-------- SOURCE MATERIAL --------

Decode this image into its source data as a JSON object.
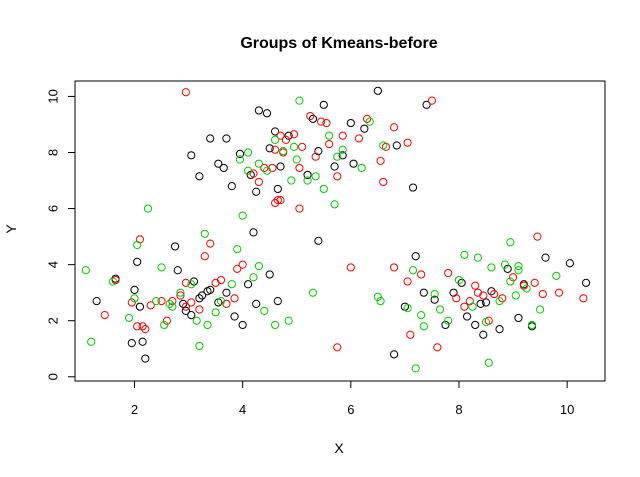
{
  "chart_data": {
    "type": "scatter",
    "title": "Groups of Kmeans-before",
    "xlabel": "X",
    "ylabel": "Y",
    "xlim": [
      0.9,
      10.7
    ],
    "ylim": [
      -0.15,
      10.55
    ],
    "xticks": [
      2,
      4,
      6,
      8,
      10
    ],
    "yticks": [
      0,
      2,
      4,
      6,
      8,
      10
    ],
    "grid": false,
    "legend": "none",
    "marker": "open-circle",
    "series": [
      {
        "color": "#000000",
        "points": [
          [
            1.3,
            2.7
          ],
          [
            1.65,
            3.5
          ],
          [
            1.95,
            1.2
          ],
          [
            2.0,
            3.1
          ],
          [
            2.05,
            4.1
          ],
          [
            2.1,
            2.5
          ],
          [
            2.15,
            1.25
          ],
          [
            2.2,
            0.65
          ],
          [
            2.75,
            4.65
          ],
          [
            2.8,
            3.8
          ],
          [
            2.9,
            2.6
          ],
          [
            3.05,
            2.2
          ],
          [
            3.1,
            3.4
          ],
          [
            3.2,
            2.8
          ],
          [
            3.25,
            2.9
          ],
          [
            3.4,
            3.1
          ],
          [
            3.55,
            2.65
          ],
          [
            3.7,
            3.0
          ],
          [
            3.85,
            2.15
          ],
          [
            4.0,
            1.85
          ],
          [
            4.1,
            3.3
          ],
          [
            4.25,
            2.6
          ],
          [
            4.5,
            3.65
          ],
          [
            4.65,
            2.7
          ],
          [
            3.35,
            3.05
          ],
          [
            2.95,
            2.35
          ],
          [
            3.05,
            7.9
          ],
          [
            3.2,
            7.15
          ],
          [
            3.4,
            8.5
          ],
          [
            3.55,
            7.6
          ],
          [
            3.65,
            7.45
          ],
          [
            3.7,
            8.5
          ],
          [
            3.8,
            6.8
          ],
          [
            3.95,
            7.95
          ],
          [
            4.15,
            7.2
          ],
          [
            4.3,
            9.5
          ],
          [
            4.45,
            9.4
          ],
          [
            4.5,
            8.15
          ],
          [
            4.6,
            8.75
          ],
          [
            4.7,
            7.5
          ],
          [
            4.85,
            8.6
          ],
          [
            5.2,
            7.2
          ],
          [
            5.3,
            9.2
          ],
          [
            5.4,
            8.05
          ],
          [
            5.5,
            9.7
          ],
          [
            5.7,
            7.5
          ],
          [
            5.85,
            7.9
          ],
          [
            6.0,
            9.05
          ],
          [
            6.05,
            7.6
          ],
          [
            6.25,
            8.85
          ],
          [
            6.5,
            10.2
          ],
          [
            6.85,
            8.25
          ],
          [
            4.2,
            5.15
          ],
          [
            5.4,
            4.85
          ],
          [
            4.65,
            6.7
          ],
          [
            7.15,
            6.75
          ],
          [
            7.4,
            9.7
          ],
          [
            4.25,
            6.6
          ],
          [
            6.8,
            0.8
          ],
          [
            7.0,
            2.5
          ],
          [
            7.2,
            4.3
          ],
          [
            7.35,
            3.0
          ],
          [
            7.55,
            2.75
          ],
          [
            7.75,
            1.85
          ],
          [
            7.9,
            3.0
          ],
          [
            8.05,
            3.35
          ],
          [
            8.15,
            2.15
          ],
          [
            8.3,
            1.85
          ],
          [
            8.45,
            1.5
          ],
          [
            8.5,
            2.65
          ],
          [
            8.6,
            3.05
          ],
          [
            8.75,
            1.7
          ],
          [
            8.9,
            3.85
          ],
          [
            9.1,
            2.1
          ],
          [
            9.2,
            3.3
          ],
          [
            9.35,
            1.8
          ],
          [
            9.6,
            4.25
          ],
          [
            10.05,
            4.05
          ],
          [
            10.35,
            3.35
          ],
          [
            8.4,
            2.6
          ]
        ]
      },
      {
        "color": "#ff0000",
        "points": [
          [
            1.45,
            2.2
          ],
          [
            1.65,
            3.45
          ],
          [
            1.95,
            2.65
          ],
          [
            2.05,
            1.8
          ],
          [
            2.1,
            4.9
          ],
          [
            2.15,
            1.8
          ],
          [
            2.2,
            1.7
          ],
          [
            2.3,
            2.55
          ],
          [
            2.5,
            2.7
          ],
          [
            2.6,
            2.0
          ],
          [
            2.7,
            2.7
          ],
          [
            2.85,
            2.9
          ],
          [
            2.95,
            3.35
          ],
          [
            3.05,
            2.65
          ],
          [
            3.2,
            2.4
          ],
          [
            3.3,
            4.3
          ],
          [
            3.4,
            4.75
          ],
          [
            3.5,
            3.35
          ],
          [
            3.6,
            3.45
          ],
          [
            3.7,
            2.6
          ],
          [
            3.85,
            2.8
          ],
          [
            3.9,
            3.85
          ],
          [
            4.0,
            4.0
          ],
          [
            2.95,
            10.15
          ],
          [
            2.95,
            2.5
          ],
          [
            4.2,
            7.25
          ],
          [
            4.3,
            6.95
          ],
          [
            4.4,
            7.45
          ],
          [
            4.55,
            7.45
          ],
          [
            4.6,
            8.1
          ],
          [
            4.7,
            8.6
          ],
          [
            4.75,
            8.0
          ],
          [
            4.8,
            8.45
          ],
          [
            4.95,
            8.65
          ],
          [
            5.05,
            7.45
          ],
          [
            5.1,
            8.2
          ],
          [
            5.25,
            9.3
          ],
          [
            5.35,
            7.85
          ],
          [
            5.45,
            9.1
          ],
          [
            5.55,
            9.05
          ],
          [
            5.6,
            8.3
          ],
          [
            5.75,
            7.15
          ],
          [
            5.85,
            8.6
          ],
          [
            6.0,
            3.9
          ],
          [
            6.15,
            8.5
          ],
          [
            6.3,
            9.2
          ],
          [
            6.55,
            7.7
          ],
          [
            6.65,
            8.2
          ],
          [
            6.8,
            8.9
          ],
          [
            7.05,
            8.35
          ],
          [
            7.5,
            9.85
          ],
          [
            4.6,
            6.2
          ],
          [
            4.7,
            6.3
          ],
          [
            5.05,
            6.0
          ],
          [
            5.75,
            1.05
          ],
          [
            6.6,
            6.95
          ],
          [
            4.65,
            6.3
          ],
          [
            6.8,
            3.9
          ],
          [
            7.05,
            3.4
          ],
          [
            7.1,
            1.5
          ],
          [
            7.3,
            3.65
          ],
          [
            7.6,
            1.05
          ],
          [
            7.8,
            3.7
          ],
          [
            7.95,
            2.8
          ],
          [
            8.1,
            2.5
          ],
          [
            8.2,
            2.7
          ],
          [
            8.3,
            3.25
          ],
          [
            8.45,
            2.9
          ],
          [
            8.55,
            2.0
          ],
          [
            8.65,
            2.95
          ],
          [
            8.8,
            2.8
          ],
          [
            9.0,
            3.55
          ],
          [
            9.2,
            3.25
          ],
          [
            9.4,
            3.35
          ],
          [
            9.45,
            5.0
          ],
          [
            9.55,
            2.95
          ],
          [
            9.85,
            3.0
          ],
          [
            10.3,
            2.8
          ],
          [
            8.35,
            3.0
          ]
        ]
      },
      {
        "color": "#00cc00",
        "points": [
          [
            1.1,
            3.8
          ],
          [
            1.2,
            1.25
          ],
          [
            1.6,
            3.4
          ],
          [
            1.9,
            2.1
          ],
          [
            2.0,
            2.8
          ],
          [
            2.05,
            4.7
          ],
          [
            2.25,
            6.0
          ],
          [
            2.4,
            2.7
          ],
          [
            2.5,
            3.9
          ],
          [
            2.55,
            1.85
          ],
          [
            2.7,
            2.5
          ],
          [
            2.85,
            3.0
          ],
          [
            3.05,
            3.3
          ],
          [
            3.15,
            2.0
          ],
          [
            3.2,
            1.1
          ],
          [
            3.3,
            5.1
          ],
          [
            3.35,
            1.85
          ],
          [
            3.5,
            2.3
          ],
          [
            3.6,
            2.7
          ],
          [
            3.8,
            3.3
          ],
          [
            3.9,
            4.55
          ],
          [
            4.0,
            5.75
          ],
          [
            4.2,
            3.55
          ],
          [
            4.4,
            2.35
          ],
          [
            4.6,
            1.85
          ],
          [
            4.85,
            2.0
          ],
          [
            4.3,
            3.95
          ],
          [
            2.65,
            2.6
          ],
          [
            3.95,
            7.75
          ],
          [
            4.1,
            7.35
          ],
          [
            4.3,
            7.6
          ],
          [
            4.45,
            7.35
          ],
          [
            4.6,
            8.45
          ],
          [
            4.75,
            8.05
          ],
          [
            4.9,
            7.0
          ],
          [
            5.0,
            7.75
          ],
          [
            5.05,
            9.85
          ],
          [
            5.2,
            7.0
          ],
          [
            5.35,
            7.15
          ],
          [
            5.5,
            6.7
          ],
          [
            5.6,
            8.6
          ],
          [
            5.7,
            6.15
          ],
          [
            5.75,
            7.85
          ],
          [
            5.85,
            8.1
          ],
          [
            6.2,
            7.45
          ],
          [
            6.35,
            9.1
          ],
          [
            6.6,
            8.25
          ],
          [
            5.3,
            3.0
          ],
          [
            4.95,
            8.2
          ],
          [
            4.1,
            8.0
          ],
          [
            6.5,
            2.85
          ],
          [
            6.55,
            2.7
          ],
          [
            7.05,
            2.45
          ],
          [
            7.15,
            3.8
          ],
          [
            7.3,
            2.2
          ],
          [
            7.35,
            1.8
          ],
          [
            7.55,
            2.95
          ],
          [
            7.65,
            2.4
          ],
          [
            7.8,
            2.0
          ],
          [
            8.0,
            3.45
          ],
          [
            8.1,
            4.35
          ],
          [
            8.25,
            2.5
          ],
          [
            8.35,
            4.25
          ],
          [
            8.5,
            1.95
          ],
          [
            8.55,
            0.5
          ],
          [
            8.6,
            3.9
          ],
          [
            8.75,
            2.7
          ],
          [
            8.85,
            4.0
          ],
          [
            8.95,
            3.4
          ],
          [
            9.05,
            2.9
          ],
          [
            9.1,
            3.8
          ],
          [
            9.25,
            3.15
          ],
          [
            9.35,
            1.85
          ],
          [
            9.5,
            2.4
          ],
          [
            9.8,
            3.6
          ],
          [
            8.95,
            4.8
          ],
          [
            9.1,
            3.95
          ],
          [
            7.2,
            0.3
          ]
        ]
      }
    ]
  }
}
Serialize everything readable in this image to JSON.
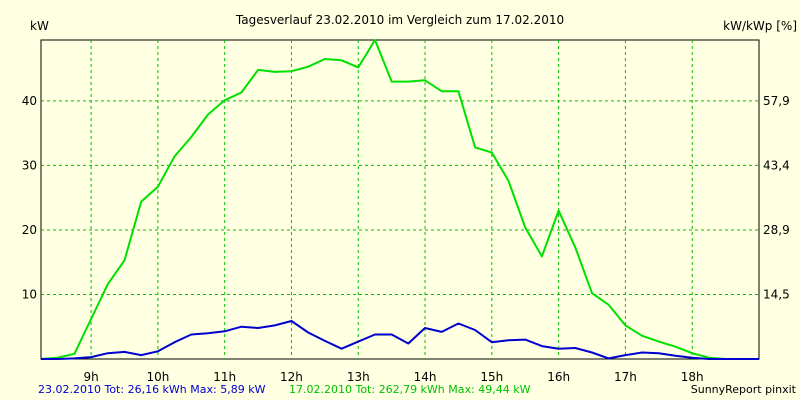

--------

TASK — Locate all lines in the listing above with the word "color" and copy them.

TASK RESULT —
        "color": "#000000",
        "color": "#ff0000",
        "color": "#00cc00",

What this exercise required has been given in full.